Write down every entry below once more, exactly.

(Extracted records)
>> Start
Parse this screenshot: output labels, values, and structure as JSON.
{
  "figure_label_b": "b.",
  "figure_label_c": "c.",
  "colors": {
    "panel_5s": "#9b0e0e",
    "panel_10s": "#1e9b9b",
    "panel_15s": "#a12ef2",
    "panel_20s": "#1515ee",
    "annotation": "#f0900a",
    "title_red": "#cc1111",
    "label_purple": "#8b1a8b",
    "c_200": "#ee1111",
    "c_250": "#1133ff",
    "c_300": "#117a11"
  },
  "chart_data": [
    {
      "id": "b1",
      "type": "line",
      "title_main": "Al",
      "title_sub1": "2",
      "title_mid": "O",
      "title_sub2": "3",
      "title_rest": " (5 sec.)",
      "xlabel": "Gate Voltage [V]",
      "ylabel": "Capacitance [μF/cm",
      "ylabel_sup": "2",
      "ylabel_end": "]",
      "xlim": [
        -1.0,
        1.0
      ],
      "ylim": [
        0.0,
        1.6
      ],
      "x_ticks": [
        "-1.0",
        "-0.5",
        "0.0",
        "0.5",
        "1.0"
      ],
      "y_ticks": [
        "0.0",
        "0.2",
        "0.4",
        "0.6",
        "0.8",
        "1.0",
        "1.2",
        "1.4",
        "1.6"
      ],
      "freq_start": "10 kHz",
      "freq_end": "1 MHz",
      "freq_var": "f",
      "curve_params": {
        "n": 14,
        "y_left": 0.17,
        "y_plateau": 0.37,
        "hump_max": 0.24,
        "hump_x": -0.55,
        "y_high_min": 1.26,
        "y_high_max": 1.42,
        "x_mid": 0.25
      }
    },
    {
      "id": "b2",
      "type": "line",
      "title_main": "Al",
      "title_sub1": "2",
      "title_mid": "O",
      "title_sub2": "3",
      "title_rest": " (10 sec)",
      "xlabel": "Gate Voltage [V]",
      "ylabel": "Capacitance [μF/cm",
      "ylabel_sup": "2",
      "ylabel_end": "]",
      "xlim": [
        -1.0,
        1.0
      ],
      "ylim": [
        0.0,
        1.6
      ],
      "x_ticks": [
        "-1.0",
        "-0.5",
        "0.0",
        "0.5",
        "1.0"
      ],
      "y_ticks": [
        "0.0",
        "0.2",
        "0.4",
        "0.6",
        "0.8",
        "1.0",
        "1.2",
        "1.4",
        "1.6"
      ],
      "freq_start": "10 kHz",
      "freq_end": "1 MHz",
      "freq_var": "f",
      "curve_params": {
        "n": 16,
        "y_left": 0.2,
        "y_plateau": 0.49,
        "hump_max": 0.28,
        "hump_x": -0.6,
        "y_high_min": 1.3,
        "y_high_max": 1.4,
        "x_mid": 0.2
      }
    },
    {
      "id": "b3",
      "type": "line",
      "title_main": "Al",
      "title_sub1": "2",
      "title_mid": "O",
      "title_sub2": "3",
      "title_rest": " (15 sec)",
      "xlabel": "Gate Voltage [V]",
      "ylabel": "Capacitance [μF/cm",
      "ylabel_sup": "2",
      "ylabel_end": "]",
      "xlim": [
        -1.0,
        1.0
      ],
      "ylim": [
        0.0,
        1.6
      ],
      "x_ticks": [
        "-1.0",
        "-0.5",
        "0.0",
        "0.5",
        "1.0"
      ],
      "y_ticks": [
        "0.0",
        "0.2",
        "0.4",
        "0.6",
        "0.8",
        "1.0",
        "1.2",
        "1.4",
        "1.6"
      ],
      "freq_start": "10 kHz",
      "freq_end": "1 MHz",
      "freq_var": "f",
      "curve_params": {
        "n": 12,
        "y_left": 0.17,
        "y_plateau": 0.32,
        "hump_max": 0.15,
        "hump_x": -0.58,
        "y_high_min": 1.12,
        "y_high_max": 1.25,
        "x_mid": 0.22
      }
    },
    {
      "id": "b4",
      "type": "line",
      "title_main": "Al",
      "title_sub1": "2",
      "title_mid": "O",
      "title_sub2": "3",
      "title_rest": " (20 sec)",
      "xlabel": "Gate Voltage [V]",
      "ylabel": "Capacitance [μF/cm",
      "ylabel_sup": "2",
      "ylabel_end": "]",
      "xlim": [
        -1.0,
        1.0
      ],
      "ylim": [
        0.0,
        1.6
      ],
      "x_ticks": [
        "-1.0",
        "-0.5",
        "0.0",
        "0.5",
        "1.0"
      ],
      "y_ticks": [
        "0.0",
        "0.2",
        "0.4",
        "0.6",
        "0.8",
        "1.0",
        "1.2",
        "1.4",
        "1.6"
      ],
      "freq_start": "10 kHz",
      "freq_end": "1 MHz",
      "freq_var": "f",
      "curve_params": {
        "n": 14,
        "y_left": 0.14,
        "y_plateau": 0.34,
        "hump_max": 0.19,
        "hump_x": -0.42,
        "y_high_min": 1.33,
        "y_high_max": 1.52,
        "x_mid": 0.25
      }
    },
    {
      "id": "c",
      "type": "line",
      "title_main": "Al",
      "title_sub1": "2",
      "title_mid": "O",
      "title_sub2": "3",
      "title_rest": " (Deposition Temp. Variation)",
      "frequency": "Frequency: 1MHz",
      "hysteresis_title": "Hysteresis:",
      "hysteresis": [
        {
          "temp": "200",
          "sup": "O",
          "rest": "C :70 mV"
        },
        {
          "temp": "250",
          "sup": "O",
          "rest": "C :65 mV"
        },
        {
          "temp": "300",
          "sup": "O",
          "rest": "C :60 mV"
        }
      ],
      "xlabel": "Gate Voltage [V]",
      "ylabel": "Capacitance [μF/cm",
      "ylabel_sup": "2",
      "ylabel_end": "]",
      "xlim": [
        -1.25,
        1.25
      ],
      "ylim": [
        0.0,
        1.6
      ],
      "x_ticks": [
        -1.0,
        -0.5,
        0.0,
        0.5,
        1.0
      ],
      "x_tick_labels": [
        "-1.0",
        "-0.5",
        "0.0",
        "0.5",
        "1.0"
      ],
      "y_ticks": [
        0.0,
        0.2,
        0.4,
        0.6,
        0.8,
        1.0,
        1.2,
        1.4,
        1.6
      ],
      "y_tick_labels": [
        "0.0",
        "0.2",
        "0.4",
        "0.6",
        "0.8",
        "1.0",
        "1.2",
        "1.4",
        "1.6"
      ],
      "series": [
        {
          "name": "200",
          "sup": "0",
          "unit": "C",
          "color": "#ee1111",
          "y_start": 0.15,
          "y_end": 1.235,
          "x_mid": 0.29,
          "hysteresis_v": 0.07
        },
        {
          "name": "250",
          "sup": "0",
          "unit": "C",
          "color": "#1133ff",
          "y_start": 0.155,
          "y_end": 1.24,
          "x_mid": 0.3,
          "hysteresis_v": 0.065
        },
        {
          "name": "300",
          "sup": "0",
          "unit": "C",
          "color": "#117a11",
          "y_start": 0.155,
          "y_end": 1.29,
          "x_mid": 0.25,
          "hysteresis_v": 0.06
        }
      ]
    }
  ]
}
>> End
Correct output
Parse this screenshot: output labels, values, and structure as JSON.
{
  "figure_label_b": "b.",
  "figure_label_c": "c.",
  "colors": {
    "panel_5s": "#9b0e0e",
    "panel_10s": "#1e9b9b",
    "panel_15s": "#a12ef2",
    "panel_20s": "#1515ee",
    "annotation": "#f0900a",
    "title_red": "#cc1111",
    "label_purple": "#8b1a8b",
    "c_200": "#ee1111",
    "c_250": "#1133ff",
    "c_300": "#117a11"
  },
  "chart_data": [
    {
      "id": "b1",
      "type": "line",
      "title_main": "Al",
      "title_sub1": "2",
      "title_mid": "O",
      "title_sub2": "3",
      "title_rest": " (5 sec.)",
      "xlabel": "Gate Voltage [V]",
      "ylabel": "Capacitance [μF/cm",
      "ylabel_sup": "2",
      "ylabel_end": "]",
      "xlim": [
        -1.0,
        1.0
      ],
      "ylim": [
        0.0,
        1.6
      ],
      "x_ticks": [
        "-1.0",
        "-0.5",
        "0.0",
        "0.5",
        "1.0"
      ],
      "y_ticks": [
        "0.0",
        "0.2",
        "0.4",
        "0.6",
        "0.8",
        "1.0",
        "1.2",
        "1.4",
        "1.6"
      ],
      "freq_start": "10 kHz",
      "freq_end": "1 MHz",
      "freq_var": "f",
      "curve_params": {
        "n": 14,
        "y_left": 0.17,
        "y_plateau": 0.37,
        "hump_max": 0.24,
        "hump_x": -0.55,
        "y_high_min": 1.26,
        "y_high_max": 1.42,
        "x_mid": 0.25
      }
    },
    {
      "id": "b2",
      "type": "line",
      "title_main": "Al",
      "title_sub1": "2",
      "title_mid": "O",
      "title_sub2": "3",
      "title_rest": " (10 sec)",
      "xlabel": "Gate Voltage [V]",
      "ylabel": "Capacitance [μF/cm",
      "ylabel_sup": "2",
      "ylabel_end": "]",
      "xlim": [
        -1.0,
        1.0
      ],
      "ylim": [
        0.0,
        1.6
      ],
      "x_ticks": [
        "-1.0",
        "-0.5",
        "0.0",
        "0.5",
        "1.0"
      ],
      "y_ticks": [
        "0.0",
        "0.2",
        "0.4",
        "0.6",
        "0.8",
        "1.0",
        "1.2",
        "1.4",
        "1.6"
      ],
      "freq_start": "10 kHz",
      "freq_end": "1 MHz",
      "freq_var": "f",
      "curve_params": {
        "n": 16,
        "y_left": 0.2,
        "y_plateau": 0.49,
        "hump_max": 0.28,
        "hump_x": -0.6,
        "y_high_min": 1.3,
        "y_high_max": 1.4,
        "x_mid": 0.2
      }
    },
    {
      "id": "b3",
      "type": "line",
      "title_main": "Al",
      "title_sub1": "2",
      "title_mid": "O",
      "title_sub2": "3",
      "title_rest": " (15 sec)",
      "xlabel": "Gate Voltage [V]",
      "ylabel": "Capacitance [μF/cm",
      "ylabel_sup": "2",
      "ylabel_end": "]",
      "xlim": [
        -1.0,
        1.0
      ],
      "ylim": [
        0.0,
        1.6
      ],
      "x_ticks": [
        "-1.0",
        "-0.5",
        "0.0",
        "0.5",
        "1.0"
      ],
      "y_ticks": [
        "0.0",
        "0.2",
        "0.4",
        "0.6",
        "0.8",
        "1.0",
        "1.2",
        "1.4",
        "1.6"
      ],
      "freq_start": "10 kHz",
      "freq_end": "1 MHz",
      "freq_var": "f",
      "curve_params": {
        "n": 12,
        "y_left": 0.17,
        "y_plateau": 0.32,
        "hump_max": 0.15,
        "hump_x": -0.58,
        "y_high_min": 1.12,
        "y_high_max": 1.25,
        "x_mid": 0.22
      }
    },
    {
      "id": "b4",
      "type": "line",
      "title_main": "Al",
      "title_sub1": "2",
      "title_mid": "O",
      "title_sub2": "3",
      "title_rest": " (20 sec)",
      "xlabel": "Gate Voltage [V]",
      "ylabel": "Capacitance [μF/cm",
      "ylabel_sup": "2",
      "ylabel_end": "]",
      "xlim": [
        -1.0,
        1.0
      ],
      "ylim": [
        0.0,
        1.6
      ],
      "x_ticks": [
        "-1.0",
        "-0.5",
        "0.0",
        "0.5",
        "1.0"
      ],
      "y_ticks": [
        "0.0",
        "0.2",
        "0.4",
        "0.6",
        "0.8",
        "1.0",
        "1.2",
        "1.4",
        "1.6"
      ],
      "freq_start": "10 kHz",
      "freq_end": "1 MHz",
      "freq_var": "f",
      "curve_params": {
        "n": 14,
        "y_left": 0.14,
        "y_plateau": 0.34,
        "hump_max": 0.19,
        "hump_x": -0.42,
        "y_high_min": 1.33,
        "y_high_max": 1.52,
        "x_mid": 0.25
      }
    },
    {
      "id": "c",
      "type": "line",
      "title_main": "Al",
      "title_sub1": "2",
      "title_mid": "O",
      "title_sub2": "3",
      "title_rest": " (Deposition Temp. Variation)",
      "frequency": "Frequency: 1MHz",
      "hysteresis_title": "Hysteresis:",
      "hysteresis": [
        {
          "temp": "200",
          "sup": "O",
          "rest": "C :70 mV"
        },
        {
          "temp": "250",
          "sup": "O",
          "rest": "C :65 mV"
        },
        {
          "temp": "300",
          "sup": "O",
          "rest": "C :60 mV"
        }
      ],
      "xlabel": "Gate Voltage [V]",
      "ylabel": "Capacitance [μF/cm",
      "ylabel_sup": "2",
      "ylabel_end": "]",
      "xlim": [
        -1.25,
        1.25
      ],
      "ylim": [
        0.0,
        1.6
      ],
      "x_ticks": [
        -1.0,
        -0.5,
        0.0,
        0.5,
        1.0
      ],
      "x_tick_labels": [
        "-1.0",
        "-0.5",
        "0.0",
        "0.5",
        "1.0"
      ],
      "y_ticks": [
        0.0,
        0.2,
        0.4,
        0.6,
        0.8,
        1.0,
        1.2,
        1.4,
        1.6
      ],
      "y_tick_labels": [
        "0.0",
        "0.2",
        "0.4",
        "0.6",
        "0.8",
        "1.0",
        "1.2",
        "1.4",
        "1.6"
      ],
      "series": [
        {
          "name": "200",
          "sup": "0",
          "unit": "C",
          "color": "#ee1111",
          "y_start": 0.15,
          "y_end": 1.235,
          "x_mid": 0.29,
          "hysteresis_v": 0.07
        },
        {
          "name": "250",
          "sup": "0",
          "unit": "C",
          "color": "#1133ff",
          "y_start": 0.155,
          "y_end": 1.24,
          "x_mid": 0.3,
          "hysteresis_v": 0.065
        },
        {
          "name": "300",
          "sup": "0",
          "unit": "C",
          "color": "#117a11",
          "y_start": 0.155,
          "y_end": 1.29,
          "x_mid": 0.25,
          "hysteresis_v": 0.06
        }
      ]
    }
  ]
}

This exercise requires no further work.